Data from both traditional silvoarable systems and recent silvoarable
experiments will be collated in a modelling framework that will be used
to predict the outcomes of silvoarable management scenarios at the plot
scale. This objective implies two technological and scientific tasks:
- to build up a network to monitor the unique resource in silvoarable
experiments provided by the participants in the consortium using agreed
measurement protocols and database structures;
- to design and validate a mechanistic model of tree-crop interactions
in silvoarable plots. An inception workshop will allow to compare existing
models produced in previous European or International programmes and
prioritise the need for new modules. The model will be validated using
available experimental data from the consortium, and will be used for
predicting the future yields from silvoarable plots at a variety of
European sites.

== Stored records ==

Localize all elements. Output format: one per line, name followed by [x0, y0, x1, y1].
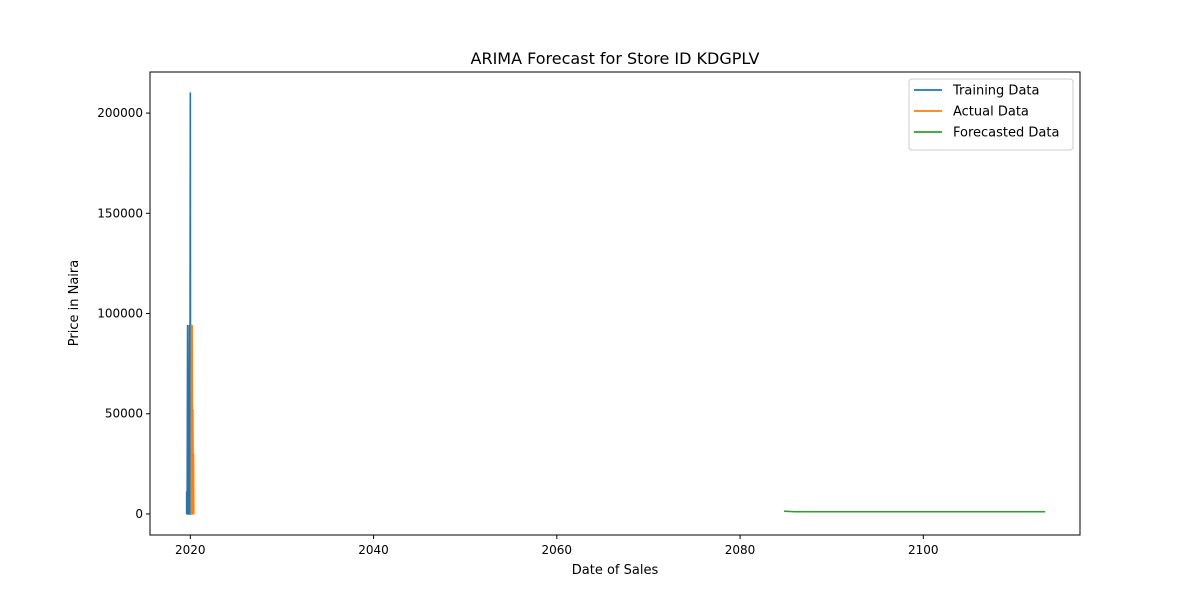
series-line-training-data — [185, 92, 192, 515]
x-tick-label: 2100 — [908, 543, 939, 557]
chart-title: ARIMA Forecast for Store ID KDGPLV — [471, 49, 760, 68]
x-tick-label: 2080 — [725, 543, 756, 557]
series-line-actual-data — [190, 324, 195, 515]
y-tick-label: 150000 — [97, 206, 143, 220]
x-tick-label: 2040 — [358, 543, 389, 557]
x-tick-label: 2020 — [175, 543, 206, 557]
legend-label: Actual Data — [953, 105, 1029, 120]
y-tick-label: 200000 — [97, 106, 143, 120]
y-tick-label: 50000 — [105, 407, 143, 421]
y-tick-label: 0 — [135, 507, 143, 521]
legend-box — [908, 78, 1074, 151]
plot-frame — [149, 71, 1081, 536]
x-axis-label: Date of Sales — [572, 563, 659, 578]
y-axis-label: Price in Naira — [67, 260, 82, 346]
series-line-forecasted-data — [784, 510, 1046, 513]
x-tick-label: 2060 — [542, 543, 573, 557]
legend-label: Forecasted Data — [953, 126, 1059, 141]
y-tick-label: 100000 — [97, 307, 143, 321]
legend-label: Training Data — [952, 84, 1039, 99]
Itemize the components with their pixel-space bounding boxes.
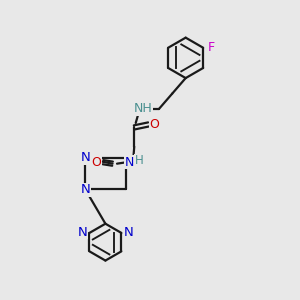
Text: N: N [80,151,90,164]
Text: N: N [124,156,134,169]
Text: F: F [208,41,215,54]
Text: H: H [135,154,144,167]
Text: N: N [80,183,90,196]
Text: O: O [149,118,159,131]
Text: N: N [77,226,87,239]
Text: O: O [92,156,101,169]
Text: N: N [124,226,134,239]
Text: NH: NH [134,103,152,116]
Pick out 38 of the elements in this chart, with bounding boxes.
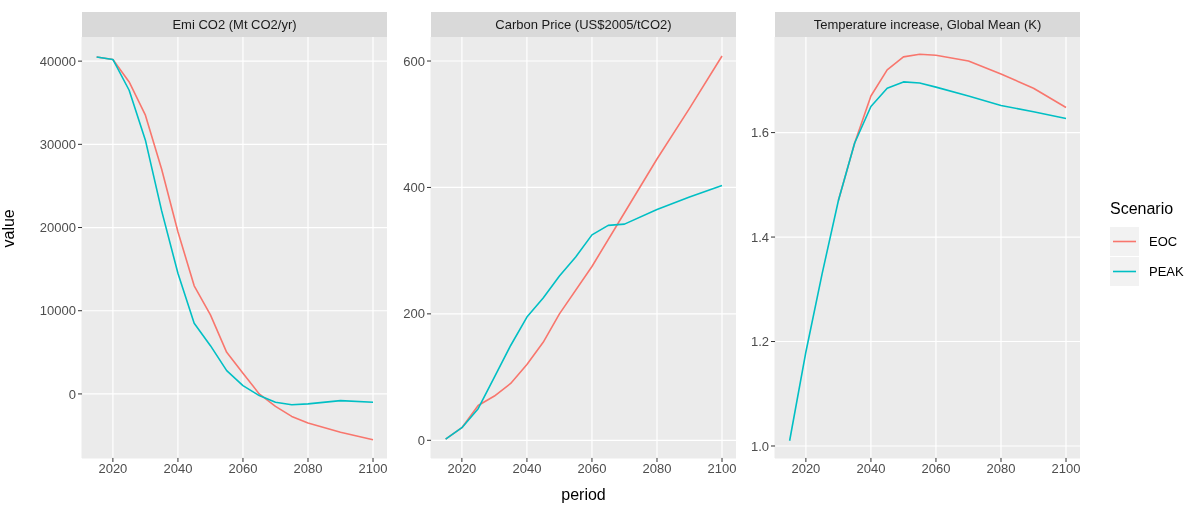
x-tick-label: 2020 bbox=[447, 461, 477, 477]
legend-title: Scenario bbox=[1110, 200, 1175, 218]
y-axis-title: value bbox=[0, 209, 17, 248]
x-tick-label: 2020 bbox=[791, 461, 821, 477]
y-tick-label: 400 bbox=[403, 180, 425, 196]
y-tick-label: 30000 bbox=[39, 136, 76, 152]
line-series bbox=[788, 81, 1067, 442]
x-tick-label: 2040 bbox=[163, 461, 193, 477]
legend-label: EOC bbox=[1149, 233, 1178, 249]
y-tick-label: 20000 bbox=[39, 220, 76, 236]
y-tick-label: 40000 bbox=[39, 53, 76, 69]
chart-title: Temperature increase, Global Mean (K) bbox=[775, 12, 1080, 37]
y-tick-label: 10000 bbox=[39, 303, 76, 319]
y-tick-label: 1.4 bbox=[750, 229, 769, 245]
x-tick-label: 2060 bbox=[228, 461, 258, 477]
x-tick-label: 2100 bbox=[1051, 461, 1081, 477]
y-tick-label: 1.2 bbox=[750, 334, 769, 350]
y-tick-label: 600 bbox=[403, 53, 425, 69]
x-tick-label: 2100 bbox=[358, 461, 388, 477]
y-tick-label: 200 bbox=[403, 306, 425, 322]
x-tick-label: 2100 bbox=[707, 461, 737, 477]
x-tick-label: 2040 bbox=[512, 461, 542, 477]
line-series bbox=[444, 184, 723, 440]
legend-label: PEAK bbox=[1149, 263, 1184, 279]
x-tick-label: 2040 bbox=[856, 461, 886, 477]
x-axis-title: period bbox=[561, 486, 606, 503]
x-tick-label: 2060 bbox=[577, 461, 607, 477]
chart-title: Emi CO2 (Mt CO2/yr) bbox=[82, 12, 387, 37]
x-tick-label: 2060 bbox=[921, 461, 951, 477]
x-tick-label: 2080 bbox=[293, 461, 323, 477]
x-tick-label: 2080 bbox=[986, 461, 1016, 477]
chart-title: Carbon Price (US$2005/tCO2) bbox=[431, 12, 736, 37]
y-tick-label: 1.6 bbox=[750, 125, 769, 141]
y-tick-label: 1.0 bbox=[750, 438, 769, 454]
y-tick-label: 0 bbox=[68, 386, 76, 402]
x-tick-label: 2080 bbox=[642, 461, 672, 477]
x-tick-label: 2020 bbox=[98, 461, 128, 477]
y-tick-label: 0 bbox=[417, 432, 425, 448]
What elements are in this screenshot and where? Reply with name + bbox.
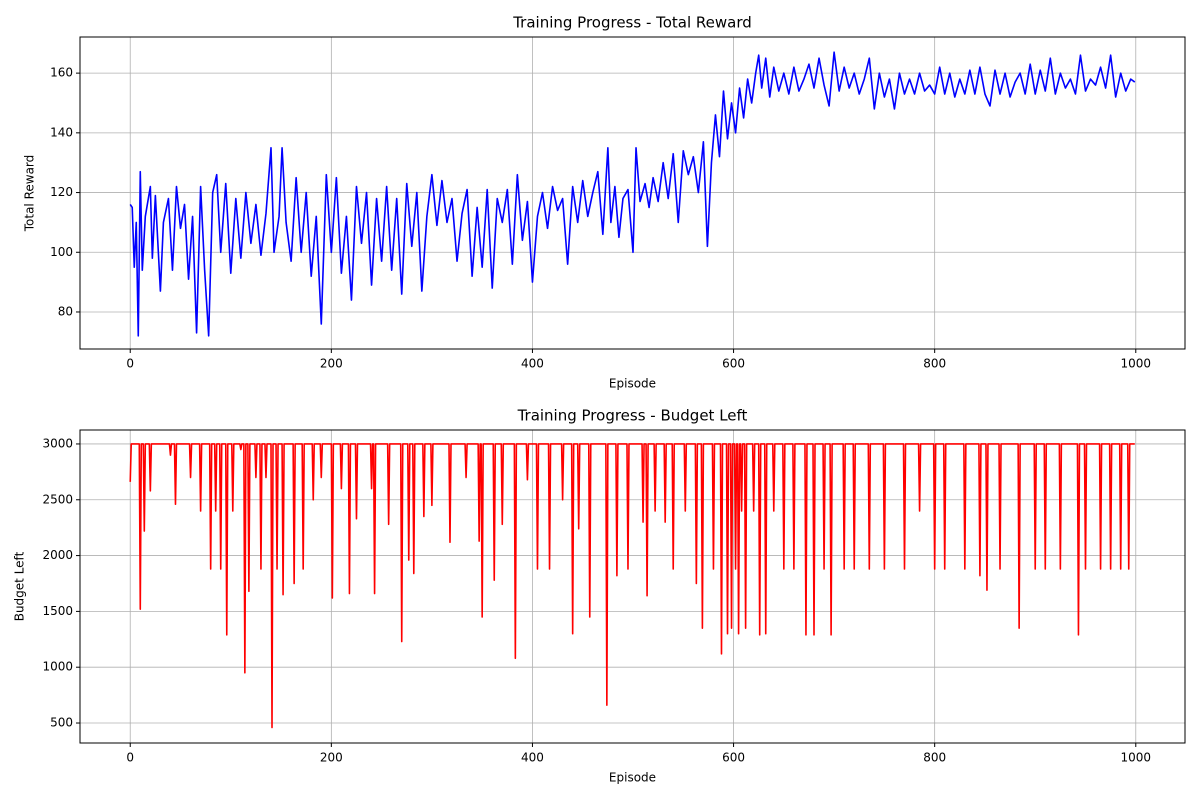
x-axis-label: Episode: [609, 377, 656, 391]
axes-frame: [79, 36, 1186, 350]
x-tick-label: 200: [320, 751, 343, 765]
y-tick-label: 1500: [42, 604, 73, 618]
x-tick-label: 400: [521, 751, 544, 765]
y-axis-label: Total Reward: [23, 155, 37, 233]
x-tick-label: 600: [722, 357, 745, 371]
axes-frame: [79, 429, 1186, 744]
x-tick-label: 1000: [1121, 751, 1152, 765]
x-tick-label: 800: [923, 751, 946, 765]
y-axis-label: Budget Left: [13, 551, 27, 621]
y-tick-label: 2500: [42, 492, 73, 506]
x-tick-label: 200: [320, 357, 343, 371]
y-tick-label: 2000: [42, 548, 73, 562]
data-line: [129, 443, 1135, 729]
x-tick-label: 800: [923, 357, 946, 371]
x-tick-label: 0: [126, 357, 134, 371]
data-line: [129, 51, 1136, 337]
chart-title: Training Progress - Budget Left: [517, 407, 748, 425]
x-tick-label: 0: [126, 751, 134, 765]
chart-title: Training Progress - Total Reward: [512, 14, 752, 32]
y-tick-label: 80: [58, 304, 73, 318]
x-tick-label: 1000: [1121, 357, 1152, 371]
x-tick-label: 600: [722, 751, 745, 765]
y-tick-label: 140: [50, 125, 73, 139]
y-tick-label: 160: [50, 66, 73, 80]
y-tick-label: 1000: [42, 660, 73, 674]
y-tick-label: 100: [50, 245, 73, 259]
x-tick-label: 400: [521, 357, 544, 371]
y-tick-label: 3000: [42, 436, 73, 450]
x-axis-label: Episode: [609, 771, 656, 785]
y-tick-label: 500: [50, 716, 73, 730]
y-tick-label: 120: [50, 185, 73, 199]
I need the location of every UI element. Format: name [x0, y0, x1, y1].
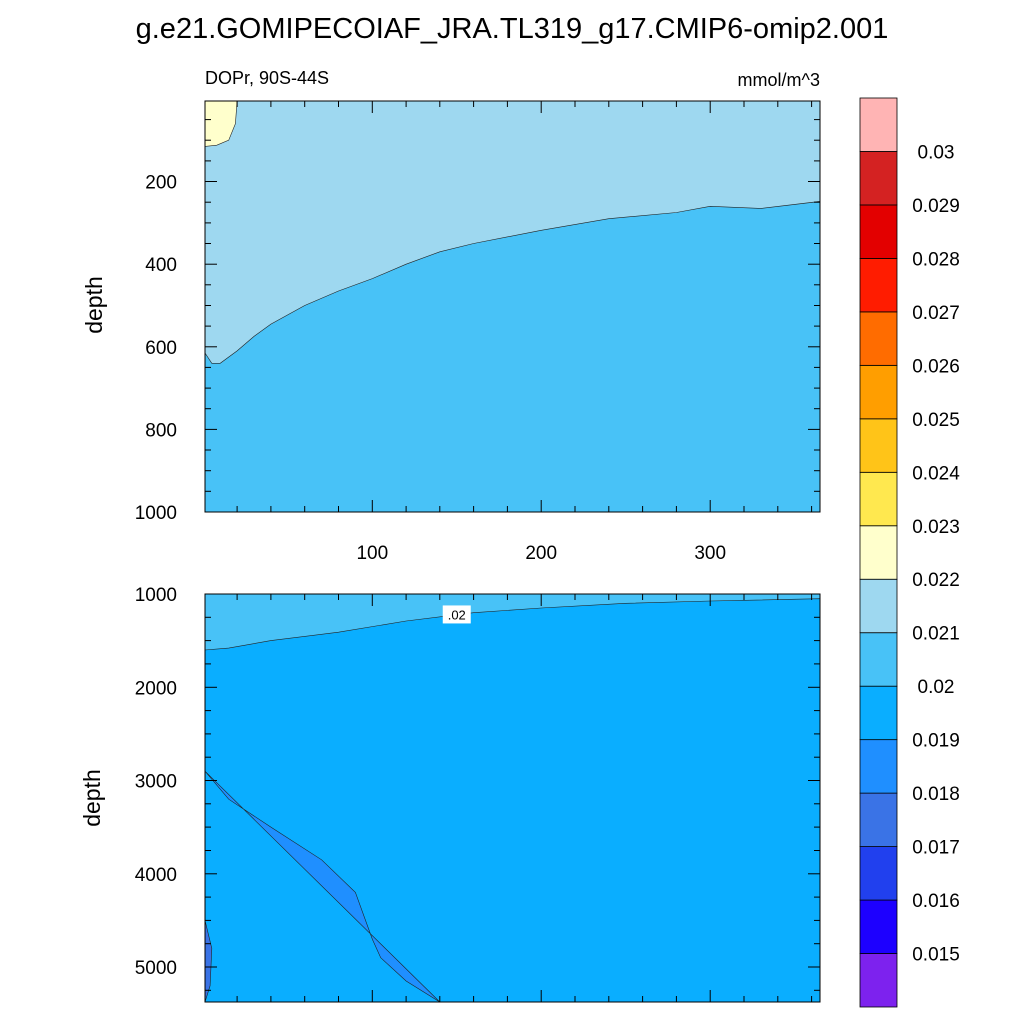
colorbar-swatch	[859, 899, 898, 954]
colorbar-swatch	[859, 204, 898, 259]
upper-y-tick-label: 800	[145, 420, 177, 441]
colorbar-label: 0.026	[912, 356, 960, 377]
colorbar-swatch	[859, 258, 898, 313]
colorbar-swatch	[859, 846, 898, 901]
colorbar-label: 0.028	[912, 249, 960, 270]
upper-left-title: DOPr, 90S-44S	[205, 68, 329, 88]
colorbar-swatch	[859, 632, 898, 687]
upper-y-tick-label: 200	[145, 173, 177, 194]
colorbar-label: 0.018	[912, 784, 960, 805]
lower-contour-region-2	[204, 770, 441, 1003]
colorbar-label: 0.022	[912, 570, 960, 591]
colorbar-swatch	[859, 151, 898, 206]
lower-y-tick-label: 2000	[135, 678, 177, 699]
contour-label-box	[442, 605, 471, 624]
colorbar-swatch	[859, 685, 898, 741]
colorbar-label: 0.03	[918, 143, 955, 164]
colorbar-label: 0.029	[912, 196, 960, 217]
colorbar-label: 0.016	[912, 891, 960, 912]
lower-y-tick-label: 1000	[135, 585, 177, 606]
colorbar-label: 0.027	[912, 303, 960, 324]
colorbar-label: 0.019	[912, 731, 960, 752]
colorbar-swatch	[859, 418, 898, 473]
colorbar-swatch	[859, 578, 898, 634]
upper-x-tick-label: 300	[694, 543, 726, 564]
figure-title: g.e21.GOMIPECOIAF_JRA.TL319_g17.CMIP6-om…	[136, 13, 889, 45]
upper-y-axis-label: depth	[81, 276, 107, 334]
colorbar-label: 0.015	[912, 945, 960, 966]
lower-y-tick-label: 4000	[135, 865, 177, 886]
upper-plot-frame	[204, 100, 821, 513]
colorbar: 0.015 0.016 0.017 0.018 0.019 0.02 0.021 0.022 0…	[859, 97, 960, 1008]
colorbar-swatch	[859, 311, 898, 366]
lower-y-axis-label: depth	[79, 769, 105, 827]
upper-x-tick-label: 100	[356, 543, 388, 564]
colorbar-label: 0.02	[918, 677, 955, 698]
lower-y-tick-label: 5000	[135, 958, 177, 979]
lower-y-tick-label: 3000	[135, 772, 177, 793]
colorbar-swatch	[859, 792, 898, 847]
colorbar-swatch	[859, 97, 898, 152]
upper-y-tick-label: 400	[145, 255, 177, 276]
upper-units-label: mmol/m^3	[738, 70, 820, 90]
colorbar-label: 0.021	[912, 624, 960, 645]
colorbar-label: 0.023	[912, 517, 960, 538]
colorbar-label: 0.024	[912, 463, 960, 484]
upper-y-tick-label: 600	[145, 338, 177, 359]
upper-x-tick-label: 200	[525, 543, 557, 564]
lower-plot-frame	[204, 593, 821, 1003]
contour-label: .02	[448, 607, 466, 622]
colorbar-swatch	[859, 739, 898, 794]
colorbar-swatch	[859, 525, 898, 580]
colorbar-label: 0.025	[912, 410, 960, 431]
colorbar-swatch	[859, 471, 898, 527]
colorbar-swatch	[859, 953, 898, 1008]
upper-panel: DOPr, 90S-44S mmol/m^3 depth 200 400 600 80…	[81, 68, 821, 564]
lower-contour-region-1	[204, 598, 821, 1003]
upper-contour-region-1	[204, 201, 821, 513]
colorbar-label: 0.017	[912, 838, 960, 859]
colorbar-swatch	[859, 364, 898, 420]
upper-y-tick-label: 1000	[135, 503, 177, 524]
lower-panel: depth 1000 2000 3000 4000 5000 .02	[79, 585, 821, 1003]
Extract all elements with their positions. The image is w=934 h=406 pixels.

== Requests ==
**a)** According to the silvoarable text, what will the inception workshop make it possible to compare?
**b)** Edit the silvoarable text from "Data from both" to "European sites.", swapping "workshop" for "meeting".
The items come from a source separate from the silvoarable text.

== Final results ==
**a)** Existing models produced in previous European or International programmes.

**b)**
Data from both traditional silvoarable systems and recent silvoarable
experiments will be collated in a modelling framework that will be used
to predict the outcomes of silvoarable management scenarios at the plot
scale. This objective implies two technological and scientific tasks:
- to build up a network to monitor the unique resource in silvoarable
experiments provided by the participants in the consortium using agreed
measurement protocols and database structures;
- to design and validate a mechanistic model of tree-crop interactions
in silvoarable plots. An inception meeting will allow to compare existing
models produced in previous European or International programmes and
prioritise the need for new modules. The model will be validated using
available experimental data from the consortium, and will be used for
predicting the future yields from silvoarable plots at a variety of
European sites.